◆ **ТЕКСТОВЫЙ ФРАГМЕНТ**:
◆ ◆ ◆ ◆ ◆
Ночами глядел в бездонное черное небо в звездах и молил, молил Бога пожалеть маму, меня…
Она умерла зимой в Ленинграде.
Через два года я приехал в Хотьково. Октябрь. Пустота. Тишина.
Стоит дом, построенный мамой.
Вот папин жасмин, яблони, скамейка…
В доме – мамины туфельки домашние. Висят на веревке тряпочки для процеживания молока. Поблескивает мамина хохлома.
И – звенящая тишина. Никого.
Ночью ударил мороз…
И вот стою я в голом уже саду, под голубым небом. Чуть слышно шуршит снежок, ложась на опавшие золотые листья. На террасе – радиоприемник, бутылка водки… Что-то ковыряю лопатой, чтоб не сойти с ума.
Из приемника звучит Качалов:
Роняет лес багряный свой убор,
Сребрит мороз увянувшее поле…
…Я пью один; вотще воображенье
Вокруг меня товарищей зовет;
Знакомое не слышно приближенье
И милого душа моя не ждет.
И вдруг – он же играет сцену Сатина с Бароном, ту самую, что репетировали с Юркой, когда впервые приехали в эти солнечные джунгли:
«– Человек – это звучит гордо! Это великолепно!
– Ты рассуждаешь. Это хорошо… А я вот всю жизнь пэгеодевався… надели на меня арестантский хават, потом надеу вот это… Это смешно!
– Не знаю. Скорее глупо…»
Круг замкнулся. И тут я понял, что должен уехать. Как можно скорее уехать из Хотькова. Потому что еще день-два – и я умру от горя.
И я уехал. И продал дом.
Левин
Виктор Давидович Левин был не только выдающимся ученым. Еще он был членом месткома Института русского языка. Эта должность предполагала особую манеру поведения: осанистость, степенность и взгляд – о! взгляд деятеля, посвященного в государственные тайны и планы, осуждающе-снисходительный.
Но нет, нет! Это был живой, импульсивный, остроумный человек, фонтанирующий идеями, центр компании!
◆ ◆ ◆ ◆ ◆
◆ **ЗАДАНИЕ**:
Продолжите отрывок воспоминаний о Хотькове и о Викторе Давидовиче Левине, начав сразу после его последнего предложения.

[Записи элементов в рамках]
◆ ◆ ◆ ◆ ◆
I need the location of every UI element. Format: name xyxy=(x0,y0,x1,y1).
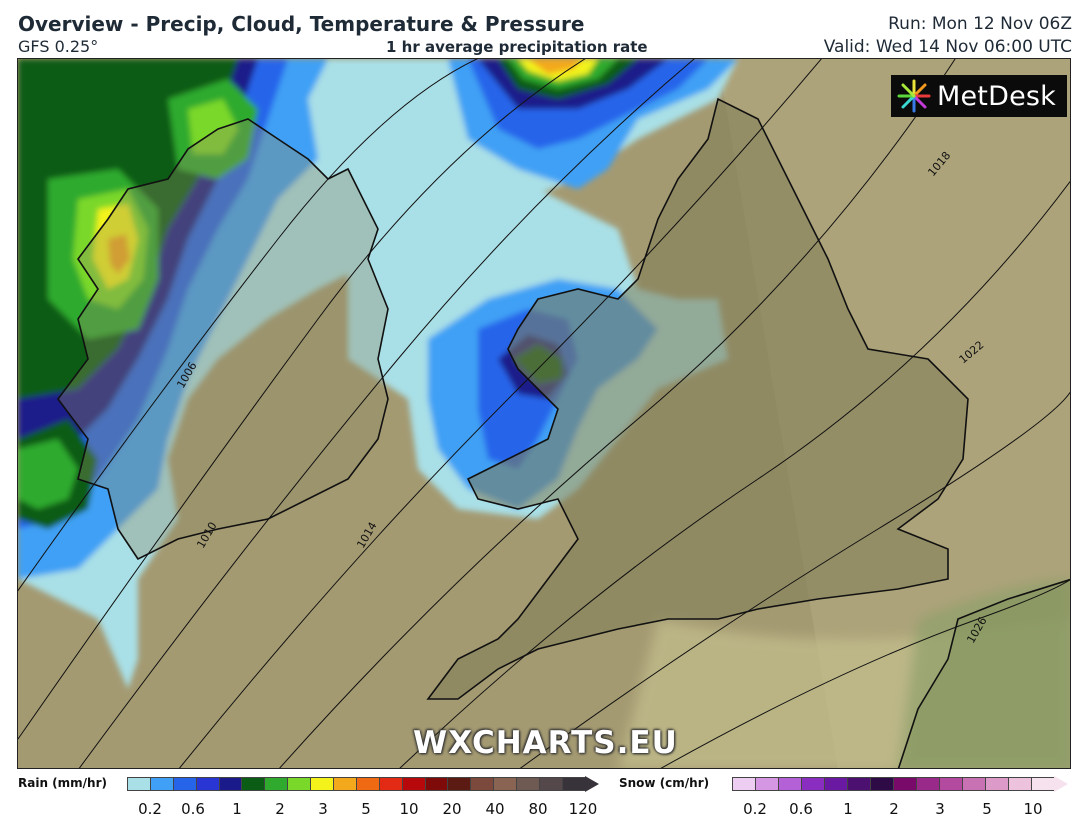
colorbar-swatch xyxy=(127,777,150,791)
colorbar-tick-label: 40 xyxy=(485,800,505,818)
colorbar-swatch xyxy=(195,777,219,791)
colorbar-swatch xyxy=(378,777,402,791)
colorbar-tick-label: 0.2 xyxy=(138,800,162,818)
colorbar-swatch xyxy=(401,777,425,791)
colorbar-tick-label: 5 xyxy=(361,800,371,818)
colorbar-swatch xyxy=(264,777,288,791)
colorbar-swatch xyxy=(916,777,939,791)
colorbar-tick-label: 2 xyxy=(275,800,285,818)
colorbar-swatch xyxy=(241,777,265,791)
wxcharts-watermark: WXCHARTS.EU xyxy=(413,725,678,761)
colorbar-tick-label: 0.6 xyxy=(181,800,205,818)
precip-field xyxy=(18,59,738,689)
colorbar-arrow xyxy=(584,776,599,792)
isobars xyxy=(18,59,1070,768)
colorbar-swatch xyxy=(539,777,562,791)
colorbar-tick-label: 2 xyxy=(889,800,899,818)
colorbar-swatch xyxy=(962,777,985,791)
colorbar-swatch xyxy=(470,777,494,791)
colorbar-tick-label: 20 xyxy=(442,800,462,818)
snow-colorbar xyxy=(732,776,1068,792)
colorbar-tick-label: 1 xyxy=(843,800,853,818)
run-time: Run: Mon 12 Nov 06Z xyxy=(888,14,1072,34)
chart-subtitle: 1 hr average precipitation rate xyxy=(386,38,648,56)
colorbar-swatch xyxy=(172,777,196,791)
colorbar-swatch xyxy=(1008,777,1031,791)
colorbar-swatch xyxy=(801,777,824,791)
colorbar-tick-label: 10 xyxy=(1023,800,1043,818)
colorbar-tick-label: 3 xyxy=(935,800,945,818)
colorbar-arrow xyxy=(1054,776,1068,792)
colorbar-swatch xyxy=(939,777,962,791)
weather-map[interactable]: 1006 1010 1014 1018 1022 1026 MetDesk WX… xyxy=(17,58,1071,769)
rain-colorbar xyxy=(127,776,599,792)
chart-title: Overview - Precip, Cloud, Temperature & … xyxy=(18,12,585,36)
colorbar-swatch xyxy=(516,777,540,791)
colorbar-swatch xyxy=(985,777,1008,791)
colorbar-tick-label: 120 xyxy=(568,800,598,818)
colorbar-swatch xyxy=(333,777,356,791)
rain-legend-label: Rain (mm/hr) xyxy=(18,776,107,790)
colorbar-swatch xyxy=(310,777,334,791)
colorbar-swatch xyxy=(493,777,517,791)
colorbar-swatch xyxy=(287,777,311,791)
colorbar-swatch xyxy=(561,777,585,791)
valid-time: Valid: Wed 14 Nov 06:00 UTC xyxy=(823,37,1072,57)
colorbar-tick-label: 0.2 xyxy=(743,800,767,818)
colorbar-tick-label: 10 xyxy=(399,800,419,818)
metdesk-logo: MetDesk xyxy=(891,75,1067,117)
colorbar-tick-label: 80 xyxy=(528,800,548,818)
snow-legend-label: Snow (cm/hr) xyxy=(619,776,710,790)
colorbar-swatch xyxy=(447,777,471,791)
colorbar-swatch xyxy=(1031,777,1054,791)
model-label: GFS 0.25° xyxy=(18,37,99,56)
colorbar-swatch xyxy=(732,777,755,791)
colorbar-swatch xyxy=(218,777,242,791)
map-canvas: 1006 1010 1014 1018 1022 1026 xyxy=(18,59,1070,768)
colorbar-swatch xyxy=(778,777,801,791)
metdesk-logo-text: MetDesk xyxy=(937,80,1056,112)
colorbar-swatch xyxy=(893,777,916,791)
colorbar-swatch xyxy=(870,777,893,791)
colorbar-tick-label: 3 xyxy=(318,800,328,818)
colorbar-swatch xyxy=(847,777,870,791)
colorbar-tick-label: 0.6 xyxy=(789,800,813,818)
colorbar-swatch xyxy=(424,777,448,791)
metdesk-burst-icon xyxy=(897,79,931,113)
colorbar-tick-label: 5 xyxy=(982,800,992,818)
colorbar-swatch xyxy=(755,777,778,791)
land-masses xyxy=(57,97,1070,768)
colorbar-swatch xyxy=(824,777,847,791)
colorbar-tick-label: 1 xyxy=(232,800,242,818)
colorbar-swatch xyxy=(149,777,173,791)
colorbar-swatch xyxy=(355,777,379,791)
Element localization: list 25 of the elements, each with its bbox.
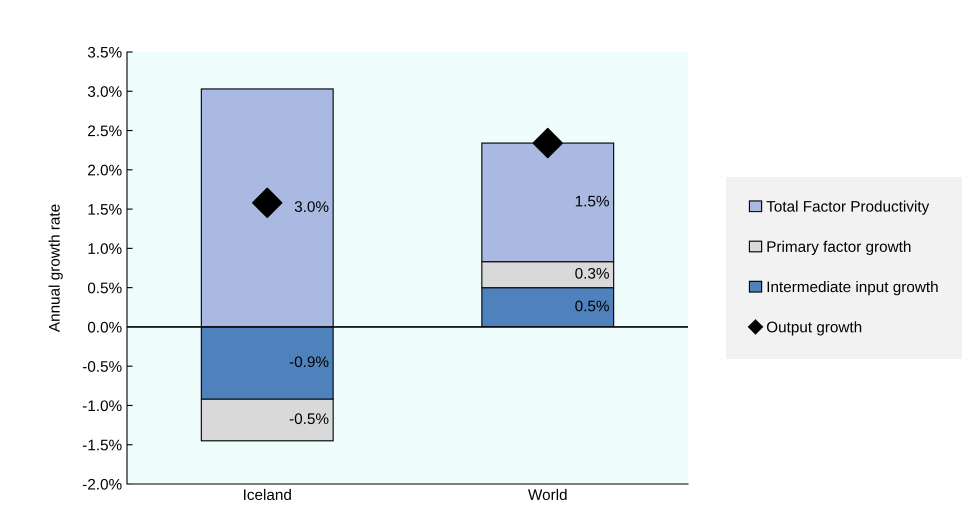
y-axis-title: Annual growth rate: [48, 204, 63, 332]
y-tick-label: 3.0%: [88, 86, 122, 97]
data-label: 3.0%: [294, 201, 328, 212]
y-tick-label: 1.5%: [88, 204, 122, 215]
data-label: -0.5%: [290, 413, 328, 424]
y-tick-label: 0.0%: [88, 322, 122, 333]
y-tick-label: 2.0%: [88, 164, 122, 176]
data-label: 0.3%: [575, 268, 609, 279]
data-label: 0.5%: [575, 300, 609, 312]
y-tick-label: -1.5%: [82, 440, 122, 450]
legend-label: Total Factor Productivity: [766, 200, 930, 215]
y-tick-label: -2.0%: [82, 478, 122, 490]
legend-label: Primary factor growth: [767, 240, 910, 256]
y-tick-label: -1.0%: [82, 400, 122, 412]
legend-label: Output growth: [766, 321, 862, 336]
y-tick-label: 0.5%: [88, 282, 122, 294]
y-tick-label: 2.5%: [88, 125, 122, 136]
y-tick-label: 3.5%: [88, 46, 122, 58]
legend-label: Intermediate input growth: [768, 280, 938, 296]
data-label: -0.9%: [290, 356, 328, 368]
data-label: 1.5%: [576, 196, 609, 207]
x-tick-label: World: [528, 488, 567, 500]
y-tick-label: 1.0%: [88, 243, 122, 254]
x-tick-label: Iceland: [244, 488, 291, 500]
y-tick-label: -0.5%: [82, 361, 122, 372]
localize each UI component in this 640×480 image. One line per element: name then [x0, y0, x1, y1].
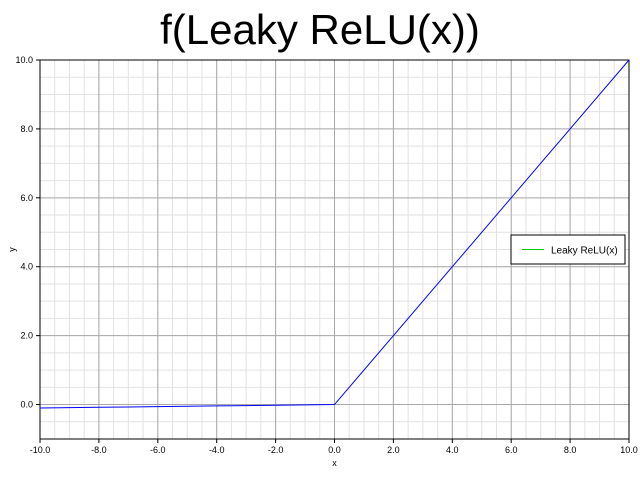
◆ ◆ ◆ ◆ ◆
◆ **ОТВЕТ К ЗАДАНИЮ**:
Когда советские войска в 1968 году вошли в Чехословакию и наши танки давили Пражскую весну, проливая кровь мирных жителей, несколько человек нашли в себе мужество и вышли с протестом на Красную площадь, к Лобному месту, с лозунгом «Руки прочь от Праги!». Подумать только! Семь человек! Семеро из двухсотпятидесятимиллионного населения СССР! Подавляющему большинству все было, как теперь говорят, «по барабану». Кто – по приказу, кто – «по зову сердца» «горячо одобряли» это решение ЦК КПСС.
Конечно, эти семеро знали, на что идут! Их тут же скрутили, затолкали в машины… Среди демонстрантов двое или трое были из Института русского языка.
Виктор Давидович, конечно, понимал, что грозит этим людям. Либо тюрьма, лагерь, либо, – в связи с «либерализацией» – психбольница, где из здоровых, думающих людей делают больных и недееспособных. Посыпались письма: организованные – «позор отщепенцам» и неорганизованные – в защиту оных. Юрий Дереникович Апресян, ныне академик, подписал одно из таких писем. А это строго каралось, вплоть до посадки. От Левина потребовали дать отрицательную характеристику Апресяну. А он дал положительную.